** Begin SUPPLIED INFORMATION **

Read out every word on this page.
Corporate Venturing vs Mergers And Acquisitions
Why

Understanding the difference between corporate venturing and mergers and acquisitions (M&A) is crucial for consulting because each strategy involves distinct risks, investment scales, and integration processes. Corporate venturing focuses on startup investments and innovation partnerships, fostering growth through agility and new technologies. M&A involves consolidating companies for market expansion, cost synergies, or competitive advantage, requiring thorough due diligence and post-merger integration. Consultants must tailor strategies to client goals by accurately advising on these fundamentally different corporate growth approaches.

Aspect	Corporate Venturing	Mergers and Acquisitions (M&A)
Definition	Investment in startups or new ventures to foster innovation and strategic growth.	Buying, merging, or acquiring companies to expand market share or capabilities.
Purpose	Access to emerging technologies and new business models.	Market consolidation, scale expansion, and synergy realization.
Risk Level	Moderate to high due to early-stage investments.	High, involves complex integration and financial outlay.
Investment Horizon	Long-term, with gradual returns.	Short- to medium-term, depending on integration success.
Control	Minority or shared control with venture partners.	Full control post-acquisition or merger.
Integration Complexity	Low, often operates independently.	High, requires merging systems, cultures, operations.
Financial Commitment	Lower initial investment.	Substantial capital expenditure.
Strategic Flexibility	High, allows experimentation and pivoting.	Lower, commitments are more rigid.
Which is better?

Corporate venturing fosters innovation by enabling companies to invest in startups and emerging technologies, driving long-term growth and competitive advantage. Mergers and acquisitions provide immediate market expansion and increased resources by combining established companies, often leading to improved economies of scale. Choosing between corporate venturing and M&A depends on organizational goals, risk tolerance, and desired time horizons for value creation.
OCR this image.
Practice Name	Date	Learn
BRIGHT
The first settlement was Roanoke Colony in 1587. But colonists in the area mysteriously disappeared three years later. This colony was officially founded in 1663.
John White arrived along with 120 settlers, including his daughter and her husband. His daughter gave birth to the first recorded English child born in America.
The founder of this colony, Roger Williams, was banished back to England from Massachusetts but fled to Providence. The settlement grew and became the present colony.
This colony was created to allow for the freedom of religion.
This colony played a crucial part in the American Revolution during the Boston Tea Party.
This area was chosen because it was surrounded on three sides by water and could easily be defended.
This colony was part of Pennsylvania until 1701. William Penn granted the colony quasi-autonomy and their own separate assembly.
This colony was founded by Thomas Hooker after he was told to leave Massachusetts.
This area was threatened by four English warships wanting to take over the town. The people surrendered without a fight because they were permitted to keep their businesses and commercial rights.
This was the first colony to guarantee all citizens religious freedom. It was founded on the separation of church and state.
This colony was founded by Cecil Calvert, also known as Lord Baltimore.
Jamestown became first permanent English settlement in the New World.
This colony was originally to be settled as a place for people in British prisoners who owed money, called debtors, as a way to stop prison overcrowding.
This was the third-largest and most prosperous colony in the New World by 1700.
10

** End SUPPLIED INFORMATION **

Write each line above out exactly.

• **RESULT OF THIS TASK**:
Read out every word on this page.
Corporate Venturing vs Mergers And Acquisitions
Why

Understanding the difference between corporate venturing and mergers and acquisitions (M&A) is crucial for consulting because each strategy involves distinct risks, investment scales, and integration processes. Corporate venturing focuses on startup investments and innovation partnerships, fostering growth through agility and new technologies. M&A involves consolidating companies for market expansion, cost synergies, or competitive advantage, requiring thorough due diligence and post-merger integration. Consultants must tailor strategies to client goals by accurately advising on these fundamentally different corporate growth approaches.

Aspect	Corporate Venturing	Mergers and Acquisitions (M&A)
Definition	Investment in startups or new ventures to foster innovation and strategic growth.	Buying, merging, or acquiring companies to expand market share or capabilities.
Purpose	Access to emerging technologies and new business models.	Market consolidation, scale expansion, and synergy realization.
Risk Level	Moderate to high due to early-stage investments.	High, involves complex integration and financial outlay.
Investment Horizon	Long-term, with gradual returns.	Short- to medium-term, depending on integration success.
Control	Minority or shared control with venture partners.	Full control post-acquisition or merger.
Integration Complexity	Low, often operates independently.	High, requires merging systems, cultures, operations.
Financial Commitment	Lower initial investment.	Substantial capital expenditure.
Strategic Flexibility	High, allows experimentation and pivoting.	Lower, commitments are more rigid.
Which is better?

Corporate venturing fosters innovation by enabling companies to invest in startups and emerging technologies, driving long-term growth and competitive advantage. Mergers and acquisitions provide immediate market expansion and increased resources by combining established companies, often leading to improved economies of scale. Choosing between corporate venturing and M&A depends on organizational goals, risk tolerance, and desired time horizons for value creation.
OCR this image.
Practice Name	Date	Learn
BRIGHT
The first settlement was Roanoke Colony in 1587. But colonists in the area mysteriously disappeared three years later. This colony was officially founded in 1663.
John White arrived along with 120 settlers, including his daughter and her husband. His daughter gave birth to the first recorded English child born in America.
The founder of this colony, Roger Williams, was banished back to England from Massachusetts but fled to Providence. The settlement grew and became the present colony.
This colony was created to allow for the freedom of religion.
This colony played a crucial part in the American Revolution during the Boston Tea Party.
This area was chosen because it was surrounded on three sides by water and could easily be defended.
This colony was part of Pennsylvania until 1701. William Penn granted the colony quasi-autonomy and their own separate assembly.
This colony was founded by Thomas Hooker after he was told to leave Massachusetts.
This area was threatened by four English warships wanting to take over the town. The people surrendered without a fight because they were permitted to keep their businesses and commercial rights.
This was the first colony to guarantee all citizens religious freedom. It was founded on the separation of church and state.
This colony was founded by Cecil Calvert, also known as Lord Baltimore.
Jamestown became first permanent English settlement in the New World.
This colony was originally to be settled as a place for people in British prisoners who owed money, called debtors, as a way to stop prison overcrowding.
This was the third-largest and most prosperous colony in the New World by 1700.
10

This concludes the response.